**Description of the task**
Count how many lines of the data below contain the string "Give"; the reply should be that number alone.

**Data supplied**
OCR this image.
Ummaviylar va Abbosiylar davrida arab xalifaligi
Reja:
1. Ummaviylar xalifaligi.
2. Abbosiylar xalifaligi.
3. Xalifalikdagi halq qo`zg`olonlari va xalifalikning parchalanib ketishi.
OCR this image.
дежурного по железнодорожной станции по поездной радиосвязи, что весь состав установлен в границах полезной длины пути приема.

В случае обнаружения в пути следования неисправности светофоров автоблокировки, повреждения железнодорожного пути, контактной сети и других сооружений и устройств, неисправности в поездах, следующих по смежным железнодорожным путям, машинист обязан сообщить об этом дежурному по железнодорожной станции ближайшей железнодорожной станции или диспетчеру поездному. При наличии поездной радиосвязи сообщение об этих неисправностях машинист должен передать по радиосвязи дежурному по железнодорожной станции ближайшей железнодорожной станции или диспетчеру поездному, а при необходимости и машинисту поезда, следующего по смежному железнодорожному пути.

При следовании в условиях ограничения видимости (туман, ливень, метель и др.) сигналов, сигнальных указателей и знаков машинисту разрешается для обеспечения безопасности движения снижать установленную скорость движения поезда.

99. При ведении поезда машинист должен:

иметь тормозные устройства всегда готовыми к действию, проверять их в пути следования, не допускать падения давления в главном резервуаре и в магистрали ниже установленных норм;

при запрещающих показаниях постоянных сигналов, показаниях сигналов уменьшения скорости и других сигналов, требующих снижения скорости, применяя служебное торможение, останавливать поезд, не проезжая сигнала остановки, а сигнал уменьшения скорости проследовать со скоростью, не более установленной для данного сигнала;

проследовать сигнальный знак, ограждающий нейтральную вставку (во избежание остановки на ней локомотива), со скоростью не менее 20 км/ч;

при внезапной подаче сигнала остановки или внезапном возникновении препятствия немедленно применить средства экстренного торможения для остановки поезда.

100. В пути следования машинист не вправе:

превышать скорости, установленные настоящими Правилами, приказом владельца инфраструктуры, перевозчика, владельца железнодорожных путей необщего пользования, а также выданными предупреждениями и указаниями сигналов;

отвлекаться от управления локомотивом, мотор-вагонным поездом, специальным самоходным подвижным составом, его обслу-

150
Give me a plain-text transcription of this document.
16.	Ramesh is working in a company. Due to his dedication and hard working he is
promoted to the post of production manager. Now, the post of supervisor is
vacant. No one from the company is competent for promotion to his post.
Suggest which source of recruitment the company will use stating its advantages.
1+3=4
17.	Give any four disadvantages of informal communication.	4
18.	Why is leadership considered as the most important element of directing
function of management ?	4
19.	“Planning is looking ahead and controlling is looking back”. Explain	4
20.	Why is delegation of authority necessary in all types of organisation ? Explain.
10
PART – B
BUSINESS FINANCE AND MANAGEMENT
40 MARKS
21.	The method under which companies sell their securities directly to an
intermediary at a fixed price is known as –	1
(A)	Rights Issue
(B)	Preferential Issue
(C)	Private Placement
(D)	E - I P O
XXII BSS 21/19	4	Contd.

**Worked solution**
2